Given records start

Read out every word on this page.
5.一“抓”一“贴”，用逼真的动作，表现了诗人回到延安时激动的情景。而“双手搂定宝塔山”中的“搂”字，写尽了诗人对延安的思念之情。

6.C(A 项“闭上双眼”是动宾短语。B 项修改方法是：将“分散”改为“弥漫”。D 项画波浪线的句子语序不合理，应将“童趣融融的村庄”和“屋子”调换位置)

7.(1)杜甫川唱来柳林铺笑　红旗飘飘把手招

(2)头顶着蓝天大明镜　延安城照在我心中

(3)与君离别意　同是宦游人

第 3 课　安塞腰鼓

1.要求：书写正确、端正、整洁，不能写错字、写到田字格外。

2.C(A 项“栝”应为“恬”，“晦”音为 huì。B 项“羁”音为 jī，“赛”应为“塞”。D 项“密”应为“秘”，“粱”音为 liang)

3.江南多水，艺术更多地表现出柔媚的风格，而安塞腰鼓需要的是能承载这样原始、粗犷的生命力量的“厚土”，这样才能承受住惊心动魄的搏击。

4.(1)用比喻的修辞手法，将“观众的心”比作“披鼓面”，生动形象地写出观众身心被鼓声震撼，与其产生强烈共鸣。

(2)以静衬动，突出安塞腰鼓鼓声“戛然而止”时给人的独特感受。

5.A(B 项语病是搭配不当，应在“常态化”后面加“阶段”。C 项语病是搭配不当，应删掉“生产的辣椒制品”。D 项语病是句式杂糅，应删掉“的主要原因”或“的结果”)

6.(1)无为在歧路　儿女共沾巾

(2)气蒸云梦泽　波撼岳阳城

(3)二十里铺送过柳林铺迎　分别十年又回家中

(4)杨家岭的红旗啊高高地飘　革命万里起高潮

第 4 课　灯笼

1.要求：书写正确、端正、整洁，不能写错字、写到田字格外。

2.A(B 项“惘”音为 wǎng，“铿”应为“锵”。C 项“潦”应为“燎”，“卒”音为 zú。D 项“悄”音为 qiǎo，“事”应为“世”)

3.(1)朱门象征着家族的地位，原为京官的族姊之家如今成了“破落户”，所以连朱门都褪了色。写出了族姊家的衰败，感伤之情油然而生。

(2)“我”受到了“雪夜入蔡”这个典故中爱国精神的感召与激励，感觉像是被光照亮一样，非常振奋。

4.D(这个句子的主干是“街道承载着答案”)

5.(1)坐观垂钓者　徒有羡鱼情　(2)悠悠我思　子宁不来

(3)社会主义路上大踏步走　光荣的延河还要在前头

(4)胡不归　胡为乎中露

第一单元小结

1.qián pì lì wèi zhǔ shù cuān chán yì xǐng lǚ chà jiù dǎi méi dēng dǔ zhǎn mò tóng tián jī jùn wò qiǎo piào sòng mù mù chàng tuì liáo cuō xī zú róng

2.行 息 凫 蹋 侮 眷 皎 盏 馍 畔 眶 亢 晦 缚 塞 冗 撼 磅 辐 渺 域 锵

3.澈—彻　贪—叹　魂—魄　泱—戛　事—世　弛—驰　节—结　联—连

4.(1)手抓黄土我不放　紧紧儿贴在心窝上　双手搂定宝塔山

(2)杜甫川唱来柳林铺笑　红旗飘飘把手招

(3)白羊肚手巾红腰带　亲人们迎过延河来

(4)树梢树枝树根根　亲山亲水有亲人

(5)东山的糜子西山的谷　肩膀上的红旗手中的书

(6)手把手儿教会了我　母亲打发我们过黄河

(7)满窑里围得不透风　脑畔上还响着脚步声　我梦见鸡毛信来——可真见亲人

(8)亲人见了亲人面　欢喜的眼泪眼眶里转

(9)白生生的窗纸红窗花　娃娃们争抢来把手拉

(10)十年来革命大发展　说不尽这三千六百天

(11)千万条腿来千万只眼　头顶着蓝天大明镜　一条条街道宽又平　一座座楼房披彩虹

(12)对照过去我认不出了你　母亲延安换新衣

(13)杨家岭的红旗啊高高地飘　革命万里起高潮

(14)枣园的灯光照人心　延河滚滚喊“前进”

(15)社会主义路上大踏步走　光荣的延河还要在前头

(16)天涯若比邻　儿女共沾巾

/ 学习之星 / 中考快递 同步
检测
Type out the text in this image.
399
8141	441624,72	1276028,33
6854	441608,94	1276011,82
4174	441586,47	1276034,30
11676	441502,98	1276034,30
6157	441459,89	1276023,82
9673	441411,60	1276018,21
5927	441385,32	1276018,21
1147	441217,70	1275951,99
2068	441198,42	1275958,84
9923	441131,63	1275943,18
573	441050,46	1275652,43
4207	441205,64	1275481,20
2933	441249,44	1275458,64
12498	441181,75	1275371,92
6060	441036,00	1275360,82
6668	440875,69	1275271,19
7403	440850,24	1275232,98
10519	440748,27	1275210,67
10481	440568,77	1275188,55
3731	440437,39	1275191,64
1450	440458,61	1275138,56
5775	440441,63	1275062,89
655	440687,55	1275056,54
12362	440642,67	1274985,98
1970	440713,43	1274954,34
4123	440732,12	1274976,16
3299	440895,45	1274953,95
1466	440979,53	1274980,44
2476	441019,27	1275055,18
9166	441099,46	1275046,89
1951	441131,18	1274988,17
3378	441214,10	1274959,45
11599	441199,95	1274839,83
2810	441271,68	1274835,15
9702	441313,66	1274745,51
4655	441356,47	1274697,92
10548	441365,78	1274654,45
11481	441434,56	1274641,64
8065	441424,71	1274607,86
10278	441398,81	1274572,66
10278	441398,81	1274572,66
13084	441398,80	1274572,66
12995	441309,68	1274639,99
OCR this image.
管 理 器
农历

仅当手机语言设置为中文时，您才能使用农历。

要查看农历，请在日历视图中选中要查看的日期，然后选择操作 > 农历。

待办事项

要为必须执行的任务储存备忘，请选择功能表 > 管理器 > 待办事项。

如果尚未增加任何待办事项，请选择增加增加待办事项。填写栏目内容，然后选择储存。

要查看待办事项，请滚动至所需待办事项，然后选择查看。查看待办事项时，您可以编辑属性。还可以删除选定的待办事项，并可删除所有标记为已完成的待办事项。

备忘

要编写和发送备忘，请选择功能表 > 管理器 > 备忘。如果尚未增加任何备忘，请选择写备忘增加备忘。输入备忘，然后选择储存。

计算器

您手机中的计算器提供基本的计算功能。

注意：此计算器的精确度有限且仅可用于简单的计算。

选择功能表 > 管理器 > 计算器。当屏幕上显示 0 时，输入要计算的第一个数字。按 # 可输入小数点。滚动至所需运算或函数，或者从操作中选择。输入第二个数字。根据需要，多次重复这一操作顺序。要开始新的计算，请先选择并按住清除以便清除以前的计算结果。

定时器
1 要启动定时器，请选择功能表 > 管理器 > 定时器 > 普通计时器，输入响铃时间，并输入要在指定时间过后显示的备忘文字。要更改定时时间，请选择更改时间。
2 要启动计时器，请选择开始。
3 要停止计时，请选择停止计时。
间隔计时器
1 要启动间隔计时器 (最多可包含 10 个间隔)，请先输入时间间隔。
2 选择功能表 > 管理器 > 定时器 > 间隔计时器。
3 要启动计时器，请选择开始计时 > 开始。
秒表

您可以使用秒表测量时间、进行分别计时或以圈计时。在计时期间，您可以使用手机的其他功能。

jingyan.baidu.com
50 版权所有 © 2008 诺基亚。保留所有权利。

Given records end

**Objective:**
Can you restate every record above word for word?

**Finished task:**
Read out every word on this page.
5.一“抓”一“贴”，用逼真的动作，表现了诗人回到延安时激动的情景。而“双手搂定宝塔山”中的“搂”字，写尽了诗人对延安的思念之情。

6.C(A 项“闭上双眼”是动宾短语。B 项修改方法是：将“分散”改为“弥漫”。D 项画波浪线的句子语序不合理，应将“童趣融融的村庄”和“屋子”调换位置)

7.(1)杜甫川唱来柳林铺笑　红旗飘飘把手招

(2)头顶着蓝天大明镜　延安城照在我心中

(3)与君离别意　同是宦游人

第 3 课　安塞腰鼓

1.要求：书写正确、端正、整洁，不能写错字、写到田字格外。

2.C(A 项“栝”应为“恬”，“晦”音为 huì。B 项“羁”音为 jī，“赛”应为“塞”。D 项“密”应为“秘”，“粱”音为 liang)

3.江南多水，艺术更多地表现出柔媚的风格，而安塞腰鼓需要的是能承载这样原始、粗犷的生命力量的“厚土”，这样才能承受住惊心动魄的搏击。

4.(1)用比喻的修辞手法，将“观众的心”比作“披鼓面”，生动形象地写出观众身心被鼓声震撼，与其产生强烈共鸣。

(2)以静衬动，突出安塞腰鼓鼓声“戛然而止”时给人的独特感受。

5.A(B 项语病是搭配不当，应在“常态化”后面加“阶段”。C 项语病是搭配不当，应删掉“生产的辣椒制品”。D 项语病是句式杂糅，应删掉“的主要原因”或“的结果”)

6.(1)无为在歧路　儿女共沾巾

(2)气蒸云梦泽　波撼岳阳城

(3)二十里铺送过柳林铺迎　分别十年又回家中

(4)杨家岭的红旗啊高高地飘　革命万里起高潮

第 4 课　灯笼

1.要求：书写正确、端正、整洁，不能写错字、写到田字格外。

2.A(B 项“惘”音为 wǎng，“铿”应为“锵”。C 项“潦”应为“燎”，“卒”音为 zú。D 项“悄”音为 qiǎo，“事”应为“世”)

3.(1)朱门象征着家族的地位，原为京官的族姊之家如今成了“破落户”，所以连朱门都褪了色。写出了族姊家的衰败，感伤之情油然而生。

(2)“我”受到了“雪夜入蔡”这个典故中爱国精神的感召与激励，感觉像是被光照亮一样，非常振奋。

4.D(这个句子的主干是“街道承载着答案”)

5.(1)坐观垂钓者　徒有羡鱼情　(2)悠悠我思　子宁不来

(3)社会主义路上大踏步走　光荣的延河还要在前头

(4)胡不归　胡为乎中露

第一单元小结

1.qián pì lì wèi zhǔ shù cuān chán yì xǐng lǚ chà jiù dǎi méi dēng dǔ zhǎn mò tóng tián jī jùn wò qiǎo piào sòng mù mù chàng tuì liáo cuō xī zú róng

2.行 息 凫 蹋 侮 眷 皎 盏 馍 畔 眶 亢 晦 缚 塞 冗 撼 磅 辐 渺 域 锵

3.澈—彻　贪—叹　魂—魄　泱—戛　事—世　弛—驰　节—结　联—连

4.(1)手抓黄土我不放　紧紧儿贴在心窝上　双手搂定宝塔山

(2)杜甫川唱来柳林铺笑　红旗飘飘把手招

(3)白羊肚手巾红腰带　亲人们迎过延河来

(4)树梢树枝树根根　亲山亲水有亲人

(5)东山的糜子西山的谷　肩膀上的红旗手中的书

(6)手把手儿教会了我　母亲打发我们过黄河

(7)满窑里围得不透风　脑畔上还响着脚步声　我梦见鸡毛信来——可真见亲人

(8)亲人见了亲人面　欢喜的眼泪眼眶里转

(9)白生生的窗纸红窗花　娃娃们争抢来把手拉

(10)十年来革命大发展　说不尽这三千六百天

(11)千万条腿来千万只眼　头顶着蓝天大明镜　一条条街道宽又平　一座座楼房披彩虹

(12)对照过去我认不出了你　母亲延安换新衣

(13)杨家岭的红旗啊高高地飘　革命万里起高潮

(14)枣园的灯光照人心　延河滚滚喊“前进”

(15)社会主义路上大踏步走　光荣的延河还要在前头

(16)天涯若比邻　儿女共沾巾

/ 学习之星 / 中考快递 同步
检测
Type out the text in this image.
399
8141	441624,72	1276028,33
6854	441608,94	1276011,82
4174	441586,47	1276034,30
11676	441502,98	1276034,30
6157	441459,89	1276023,82
9673	441411,60	1276018,21
5927	441385,32	1276018,21
1147	441217,70	1275951,99
2068	441198,42	1275958,84
9923	441131,63	1275943,18
573	441050,46	1275652,43
4207	441205,64	1275481,20
2933	441249,44	1275458,64
12498	441181,75	1275371,92
6060	441036,00	1275360,82
6668	440875,69	1275271,19
7403	440850,24	1275232,98
10519	440748,27	1275210,67
10481	440568,77	1275188,55
3731	440437,39	1275191,64
1450	440458,61	1275138,56
5775	440441,63	1275062,89
655	440687,55	1275056,54
12362	440642,67	1274985,98
1970	440713,43	1274954,34
4123	440732,12	1274976,16
3299	440895,45	1274953,95
1466	440979,53	1274980,44
2476	441019,27	1275055,18
9166	441099,46	1275046,89
1951	441131,18	1274988,17
3378	441214,10	1274959,45
11599	441199,95	1274839,83
2810	441271,68	1274835,15
9702	441313,66	1274745,51
4655	441356,47	1274697,92
10548	441365,78	1274654,45
11481	441434,56	1274641,64
8065	441424,71	1274607,86
10278	441398,81	1274572,66
10278	441398,81	1274572,66
13084	441398,80	1274572,66
12995	441309,68	1274639,99
OCR this image.
管 理 器
农历

仅当手机语言设置为中文时，您才能使用农历。

要查看农历，请在日历视图中选中要查看的日期，然后选择操作 > 农历。

待办事项

要为必须执行的任务储存备忘，请选择功能表 > 管理器 > 待办事项。

如果尚未增加任何待办事项，请选择增加增加待办事项。填写栏目内容，然后选择储存。

要查看待办事项，请滚动至所需待办事项，然后选择查看。查看待办事项时，您可以编辑属性。还可以删除选定的待办事项，并可删除所有标记为已完成的待办事项。

备忘

要编写和发送备忘，请选择功能表 > 管理器 > 备忘。如果尚未增加任何备忘，请选择写备忘增加备忘。输入备忘，然后选择储存。

计算器

您手机中的计算器提供基本的计算功能。

注意：此计算器的精确度有限且仅可用于简单的计算。

选择功能表 > 管理器 > 计算器。当屏幕上显示 0 时，输入要计算的第一个数字。按 # 可输入小数点。滚动至所需运算或函数，或者从操作中选择。输入第二个数字。根据需要，多次重复这一操作顺序。要开始新的计算，请先选择并按住清除以便清除以前的计算结果。

定时器
1 要启动定时器，请选择功能表 > 管理器 > 定时器 > 普通计时器，输入响铃时间，并输入要在指定时间过后显示的备忘文字。要更改定时时间，请选择更改时间。
2 要启动计时器，请选择开始。
3 要停止计时，请选择停止计时。
间隔计时器
1 要启动间隔计时器 (最多可包含 10 个间隔)，请先输入时间间隔。
2 选择功能表 > 管理器 > 定时器 > 间隔计时器。
3 要启动计时器，请选择开始计时 > 开始。
秒表

您可以使用秒表测量时间、进行分别计时或以圈计时。在计时期间，您可以使用手机的其他功能。

jingyan.baidu.com
50 版权所有 © 2008 诺基亚。保留所有权利。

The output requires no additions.